START EXERCISE INPUT

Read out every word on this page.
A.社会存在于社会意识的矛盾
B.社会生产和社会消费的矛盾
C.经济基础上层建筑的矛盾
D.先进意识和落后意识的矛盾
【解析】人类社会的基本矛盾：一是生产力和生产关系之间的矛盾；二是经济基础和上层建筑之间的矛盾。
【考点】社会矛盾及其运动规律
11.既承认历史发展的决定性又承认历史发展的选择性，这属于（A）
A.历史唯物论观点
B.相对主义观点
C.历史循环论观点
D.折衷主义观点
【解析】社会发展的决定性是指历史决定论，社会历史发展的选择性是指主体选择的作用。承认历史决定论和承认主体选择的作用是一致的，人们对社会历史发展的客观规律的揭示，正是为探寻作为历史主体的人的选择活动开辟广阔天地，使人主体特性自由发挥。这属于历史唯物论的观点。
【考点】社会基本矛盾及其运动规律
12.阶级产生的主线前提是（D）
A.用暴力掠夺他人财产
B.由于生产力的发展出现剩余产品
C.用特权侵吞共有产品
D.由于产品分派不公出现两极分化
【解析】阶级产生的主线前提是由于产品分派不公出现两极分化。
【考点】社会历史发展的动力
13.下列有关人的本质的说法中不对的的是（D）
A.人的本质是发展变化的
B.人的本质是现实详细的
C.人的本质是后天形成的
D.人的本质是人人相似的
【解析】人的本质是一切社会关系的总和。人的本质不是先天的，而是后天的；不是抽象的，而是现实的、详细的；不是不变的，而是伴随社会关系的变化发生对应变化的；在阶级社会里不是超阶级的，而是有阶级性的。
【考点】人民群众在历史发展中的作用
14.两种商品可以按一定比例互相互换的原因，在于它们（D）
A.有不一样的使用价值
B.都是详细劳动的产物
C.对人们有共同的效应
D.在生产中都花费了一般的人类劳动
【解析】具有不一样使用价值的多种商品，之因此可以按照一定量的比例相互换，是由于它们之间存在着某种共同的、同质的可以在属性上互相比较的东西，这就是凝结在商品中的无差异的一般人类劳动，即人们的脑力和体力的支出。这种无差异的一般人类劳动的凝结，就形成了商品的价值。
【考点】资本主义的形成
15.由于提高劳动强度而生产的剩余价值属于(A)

END EXERCISE INPUT
START EXERCISE INPUT

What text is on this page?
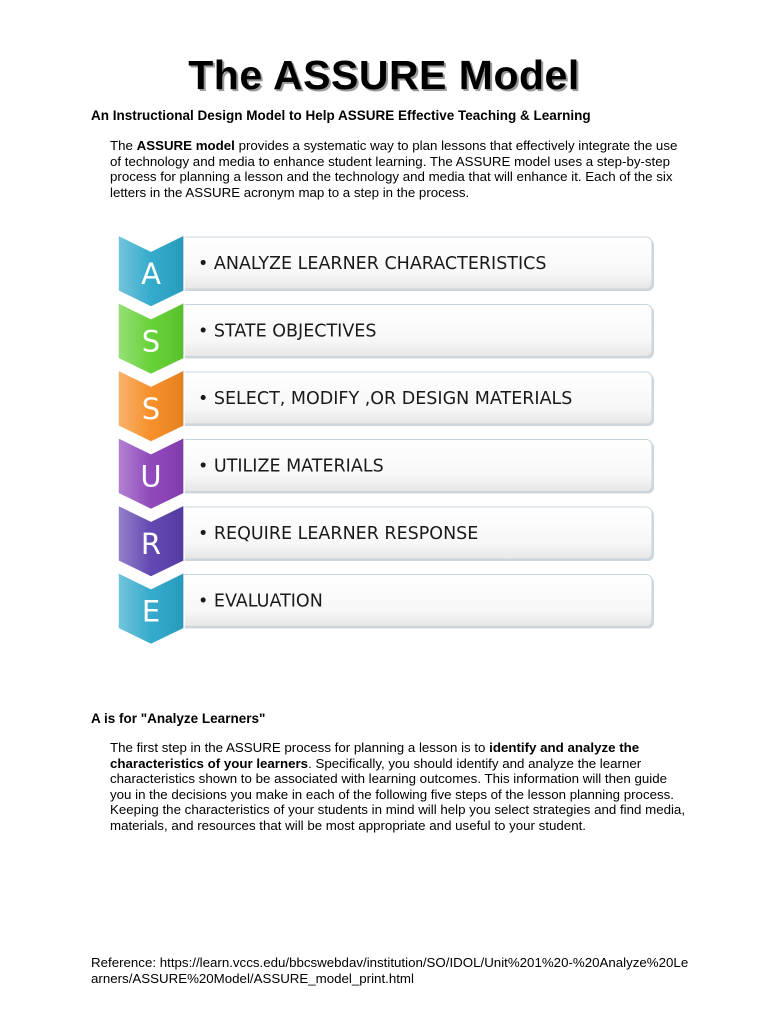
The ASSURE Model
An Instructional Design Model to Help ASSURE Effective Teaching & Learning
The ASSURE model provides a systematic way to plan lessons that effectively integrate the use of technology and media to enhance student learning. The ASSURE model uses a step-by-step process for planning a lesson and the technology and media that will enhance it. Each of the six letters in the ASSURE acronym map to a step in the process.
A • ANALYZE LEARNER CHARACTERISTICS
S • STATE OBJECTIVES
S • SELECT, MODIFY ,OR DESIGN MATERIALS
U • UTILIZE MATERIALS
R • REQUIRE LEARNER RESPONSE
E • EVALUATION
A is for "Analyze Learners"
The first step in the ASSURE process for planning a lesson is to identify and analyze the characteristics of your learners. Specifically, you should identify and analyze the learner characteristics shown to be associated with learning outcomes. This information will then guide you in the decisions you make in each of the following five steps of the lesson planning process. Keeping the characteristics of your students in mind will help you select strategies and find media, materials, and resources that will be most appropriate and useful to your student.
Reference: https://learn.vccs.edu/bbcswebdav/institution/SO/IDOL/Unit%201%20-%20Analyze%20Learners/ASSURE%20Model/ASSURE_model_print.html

END EXERCISE INPUT

PROBLEM STATEMENT.
List the lines of the records where "that" occurs.

OUTPUT BELOW.
The ASSURE model provides a systematic way to plan lessons that effectively integrate the use of technology and media to enhance student learning. The ASSURE model uses a step-by-step process for planning a lesson and the technology and media that will enhance it. Each of the six letters in the ASSURE acronym map to a step in the process.
The first step in the ASSURE process for planning a lesson is to identify and analyze the characteristics of your learners. Specifically, you should identify and analyze the learner characteristics shown to be associated with learning outcomes. This information will then guide you in the decisions you make in each of the following five steps of the lesson planning process. Keeping the characteristics of your students in mind will help you select strategies and find media, materials, and resources that will be most appropriate and useful to your student.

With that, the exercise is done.